Records shown:
━━━━━━━━━━

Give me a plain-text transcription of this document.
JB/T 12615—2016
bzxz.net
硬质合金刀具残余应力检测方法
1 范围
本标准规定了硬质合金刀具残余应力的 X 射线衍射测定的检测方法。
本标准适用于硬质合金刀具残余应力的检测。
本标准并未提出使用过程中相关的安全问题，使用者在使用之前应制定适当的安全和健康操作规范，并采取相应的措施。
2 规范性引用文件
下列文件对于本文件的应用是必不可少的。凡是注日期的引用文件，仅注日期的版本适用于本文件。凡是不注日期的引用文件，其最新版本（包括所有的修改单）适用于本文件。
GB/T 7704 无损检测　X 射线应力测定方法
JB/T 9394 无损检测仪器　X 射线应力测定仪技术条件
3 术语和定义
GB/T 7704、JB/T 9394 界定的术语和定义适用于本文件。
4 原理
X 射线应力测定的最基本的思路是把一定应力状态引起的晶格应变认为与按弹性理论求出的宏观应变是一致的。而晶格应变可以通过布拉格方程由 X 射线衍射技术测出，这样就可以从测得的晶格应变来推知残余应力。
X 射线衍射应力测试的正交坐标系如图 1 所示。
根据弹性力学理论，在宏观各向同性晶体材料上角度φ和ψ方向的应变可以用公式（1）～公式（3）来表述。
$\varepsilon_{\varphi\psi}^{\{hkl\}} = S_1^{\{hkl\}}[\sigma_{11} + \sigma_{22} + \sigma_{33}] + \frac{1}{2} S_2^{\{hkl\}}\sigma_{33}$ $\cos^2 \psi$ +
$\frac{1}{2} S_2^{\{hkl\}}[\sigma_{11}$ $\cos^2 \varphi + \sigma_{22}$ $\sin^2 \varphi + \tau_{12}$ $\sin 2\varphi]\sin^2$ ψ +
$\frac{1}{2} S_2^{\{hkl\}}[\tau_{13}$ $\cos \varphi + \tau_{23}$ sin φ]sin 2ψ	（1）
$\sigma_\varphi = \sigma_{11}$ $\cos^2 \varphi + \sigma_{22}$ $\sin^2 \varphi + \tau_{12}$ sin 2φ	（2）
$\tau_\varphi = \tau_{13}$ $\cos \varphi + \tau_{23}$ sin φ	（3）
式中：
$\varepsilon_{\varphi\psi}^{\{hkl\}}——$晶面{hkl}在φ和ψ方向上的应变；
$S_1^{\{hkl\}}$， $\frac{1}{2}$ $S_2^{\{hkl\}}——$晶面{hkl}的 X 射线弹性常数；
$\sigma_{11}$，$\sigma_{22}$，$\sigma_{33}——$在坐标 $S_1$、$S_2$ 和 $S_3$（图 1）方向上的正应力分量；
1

━━━━━━━━━━

The exercise:
Report all lines of the data that include the word "frac".

Output:
$\varepsilon_{\varphi\psi}^{\{hkl\}} = S_1^{\{hkl\}}[\sigma_{11} + \sigma_{22} + \sigma_{33}] + \frac{1}{2} S_2^{\{hkl\}}\sigma_{33}$ $\cos^2 \psi$ +
$\frac{1}{2} S_2^{\{hkl\}}[\sigma_{11}$ $\cos^2 \varphi + \sigma_{22}$ $\sin^2 \varphi + \tau_{12}$ $\sin 2\varphi]\sin^2$ ψ +
$\frac{1}{2} S_2^{\{hkl\}}[\tau_{13}$ $\cos \varphi + \tau_{23}$ sin φ]sin 2ψ	（1）
$S_1^{\{hkl\}}$， $\frac{1}{2}$ $S_2^{\{hkl\}}——$晶面{hkl}的 X 射线弹性常数；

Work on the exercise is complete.